PROBLEM DESCRIPTION: Where a line contains the word "飲食店経営", copy that line in full.

EXERCISE DATA:
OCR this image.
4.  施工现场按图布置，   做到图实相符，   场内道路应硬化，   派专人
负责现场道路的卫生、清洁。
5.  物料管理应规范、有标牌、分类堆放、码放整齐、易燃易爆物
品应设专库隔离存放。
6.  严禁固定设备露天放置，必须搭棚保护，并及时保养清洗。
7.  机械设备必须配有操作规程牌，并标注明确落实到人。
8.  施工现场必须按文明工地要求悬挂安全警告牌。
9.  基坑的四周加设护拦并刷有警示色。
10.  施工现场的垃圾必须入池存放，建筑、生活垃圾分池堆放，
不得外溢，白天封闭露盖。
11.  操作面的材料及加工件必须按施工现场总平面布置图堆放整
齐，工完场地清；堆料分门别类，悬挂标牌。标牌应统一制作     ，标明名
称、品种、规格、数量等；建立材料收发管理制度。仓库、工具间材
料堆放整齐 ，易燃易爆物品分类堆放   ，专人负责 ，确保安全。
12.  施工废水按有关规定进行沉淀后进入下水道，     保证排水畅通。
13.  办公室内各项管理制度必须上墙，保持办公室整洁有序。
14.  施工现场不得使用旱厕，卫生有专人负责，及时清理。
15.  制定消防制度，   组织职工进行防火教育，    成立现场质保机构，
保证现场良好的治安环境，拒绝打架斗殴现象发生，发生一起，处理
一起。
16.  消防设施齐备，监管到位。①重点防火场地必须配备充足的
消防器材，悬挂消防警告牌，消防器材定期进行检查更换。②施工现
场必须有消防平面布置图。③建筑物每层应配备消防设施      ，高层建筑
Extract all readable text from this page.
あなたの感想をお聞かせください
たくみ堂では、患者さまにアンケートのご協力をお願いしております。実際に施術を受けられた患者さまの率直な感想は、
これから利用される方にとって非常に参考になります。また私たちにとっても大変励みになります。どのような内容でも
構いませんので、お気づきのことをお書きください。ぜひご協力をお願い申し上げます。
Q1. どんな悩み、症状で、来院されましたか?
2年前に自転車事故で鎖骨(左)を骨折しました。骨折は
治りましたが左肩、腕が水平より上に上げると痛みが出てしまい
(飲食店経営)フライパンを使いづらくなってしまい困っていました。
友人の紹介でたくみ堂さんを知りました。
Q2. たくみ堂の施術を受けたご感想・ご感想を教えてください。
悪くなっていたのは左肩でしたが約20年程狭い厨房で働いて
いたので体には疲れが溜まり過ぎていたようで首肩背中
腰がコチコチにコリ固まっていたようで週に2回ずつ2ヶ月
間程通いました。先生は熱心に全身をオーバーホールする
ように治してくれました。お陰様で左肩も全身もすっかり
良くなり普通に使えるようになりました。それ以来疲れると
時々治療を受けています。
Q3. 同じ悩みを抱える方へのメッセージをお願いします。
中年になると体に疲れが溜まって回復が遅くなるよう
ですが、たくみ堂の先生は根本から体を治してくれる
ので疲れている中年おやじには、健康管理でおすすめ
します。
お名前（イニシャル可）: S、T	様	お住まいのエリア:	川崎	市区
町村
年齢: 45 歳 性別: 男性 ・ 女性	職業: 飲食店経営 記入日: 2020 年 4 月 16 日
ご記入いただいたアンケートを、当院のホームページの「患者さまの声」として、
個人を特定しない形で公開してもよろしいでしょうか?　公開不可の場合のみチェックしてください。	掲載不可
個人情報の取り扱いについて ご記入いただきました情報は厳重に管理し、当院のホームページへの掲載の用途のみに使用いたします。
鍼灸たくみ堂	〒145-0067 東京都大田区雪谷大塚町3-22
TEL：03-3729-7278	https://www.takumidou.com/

SOLVED PROBLEM:
(飲食店経営)フライパンを使いづらくなってしまい困っていました。
年齢: 45 歳 性別: 男性 ・ 女性	職業: 飲食店経営 記入日: 2020 年 4 月 16 日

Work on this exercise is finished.